## PROBLEM
Quote the whole listing word for word. Do not include the pictures.

Begin RECORDS TO PROCESS

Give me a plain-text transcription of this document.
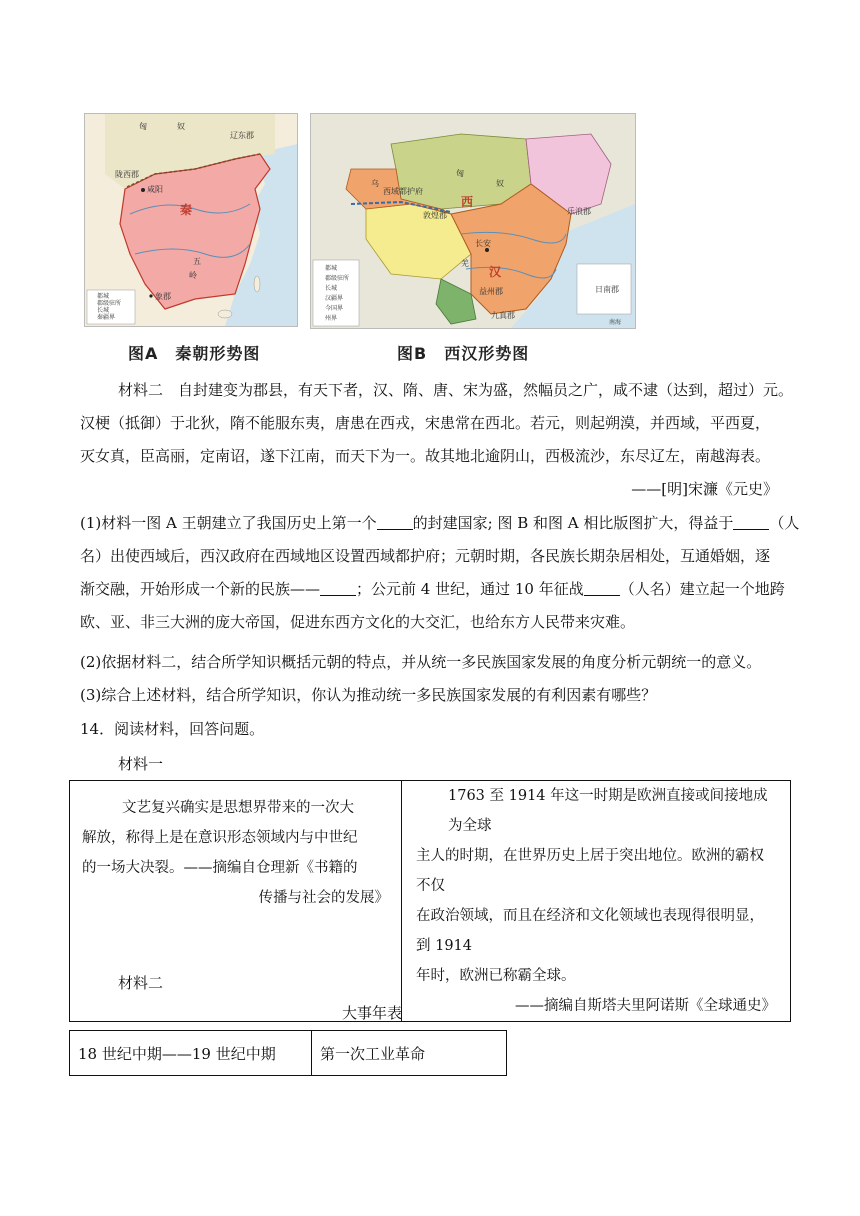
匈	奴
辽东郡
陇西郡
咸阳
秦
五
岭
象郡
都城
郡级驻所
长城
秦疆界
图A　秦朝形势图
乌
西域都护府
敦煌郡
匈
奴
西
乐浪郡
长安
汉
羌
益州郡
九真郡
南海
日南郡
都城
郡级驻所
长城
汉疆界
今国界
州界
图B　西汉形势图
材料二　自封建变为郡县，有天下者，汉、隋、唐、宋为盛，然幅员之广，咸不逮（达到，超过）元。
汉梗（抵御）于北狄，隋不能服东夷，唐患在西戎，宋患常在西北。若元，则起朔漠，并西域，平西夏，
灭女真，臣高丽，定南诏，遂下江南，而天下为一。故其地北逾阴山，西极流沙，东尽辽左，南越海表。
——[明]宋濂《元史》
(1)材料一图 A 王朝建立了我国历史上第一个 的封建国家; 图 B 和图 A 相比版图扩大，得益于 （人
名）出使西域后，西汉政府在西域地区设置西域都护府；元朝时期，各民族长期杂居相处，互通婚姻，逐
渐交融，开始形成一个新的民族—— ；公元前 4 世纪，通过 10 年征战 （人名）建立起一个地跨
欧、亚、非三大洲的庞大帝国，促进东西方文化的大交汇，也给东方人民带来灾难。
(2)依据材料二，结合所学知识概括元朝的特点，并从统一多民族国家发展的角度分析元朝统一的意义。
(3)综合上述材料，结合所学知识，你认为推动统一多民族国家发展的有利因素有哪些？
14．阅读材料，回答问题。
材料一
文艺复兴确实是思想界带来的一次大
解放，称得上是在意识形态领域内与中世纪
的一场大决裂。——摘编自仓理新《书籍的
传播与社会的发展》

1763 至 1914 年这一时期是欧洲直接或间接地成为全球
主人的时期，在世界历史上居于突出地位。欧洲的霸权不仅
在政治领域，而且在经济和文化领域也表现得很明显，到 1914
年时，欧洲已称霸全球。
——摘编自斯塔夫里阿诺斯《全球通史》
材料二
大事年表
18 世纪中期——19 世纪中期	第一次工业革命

End RECORDS TO PROCESS

## THE RESULT
Give me a plain-text transcription of this document.
匈	奴
辽东郡
陇西郡
咸阳
秦
五
岭
象郡
都城
郡级驻所
长城
秦疆界
图A　秦朝形势图
乌
西域都护府
敦煌郡
匈
奴
西
乐浪郡
长安
汉
羌
益州郡
九真郡
南海
日南郡
都城
郡级驻所
长城
汉疆界
今国界
州界
图B　西汉形势图
材料二　自封建变为郡县，有天下者，汉、隋、唐、宋为盛，然幅员之广，咸不逮（达到，超过）元。
汉梗（抵御）于北狄，隋不能服东夷，唐患在西戎，宋患常在西北。若元，则起朔漠，并西域，平西夏，
灭女真，臣高丽，定南诏，遂下江南，而天下为一。故其地北逾阴山，西极流沙，东尽辽左，南越海表。
——[明]宋濂《元史》
(1)材料一图 A 王朝建立了我国历史上第一个 的封建国家; 图 B 和图 A 相比版图扩大，得益于 （人
名）出使西域后，西汉政府在西域地区设置西域都护府；元朝时期，各民族长期杂居相处，互通婚姻，逐
渐交融，开始形成一个新的民族—— ；公元前 4 世纪，通过 10 年征战 （人名）建立起一个地跨
欧、亚、非三大洲的庞大帝国，促进东西方文化的大交汇，也给东方人民带来灾难。
(2)依据材料二，结合所学知识概括元朝的特点，并从统一多民族国家发展的角度分析元朝统一的意义。
(3)综合上述材料，结合所学知识，你认为推动统一多民族国家发展的有利因素有哪些？
14．阅读材料，回答问题。
材料一
文艺复兴确实是思想界带来的一次大
解放，称得上是在意识形态领域内与中世纪
的一场大决裂。——摘编自仓理新《书籍的
传播与社会的发展》

1763 至 1914 年这一时期是欧洲直接或间接地成为全球
主人的时期，在世界历史上居于突出地位。欧洲的霸权不仅
在政治领域，而且在经济和文化领域也表现得很明显，到 1914
年时，欧洲已称霸全球。
——摘编自斯塔夫里阿诺斯《全球通史》
材料二
大事年表
18 世纪中期——19 世纪中期	第一次工业革命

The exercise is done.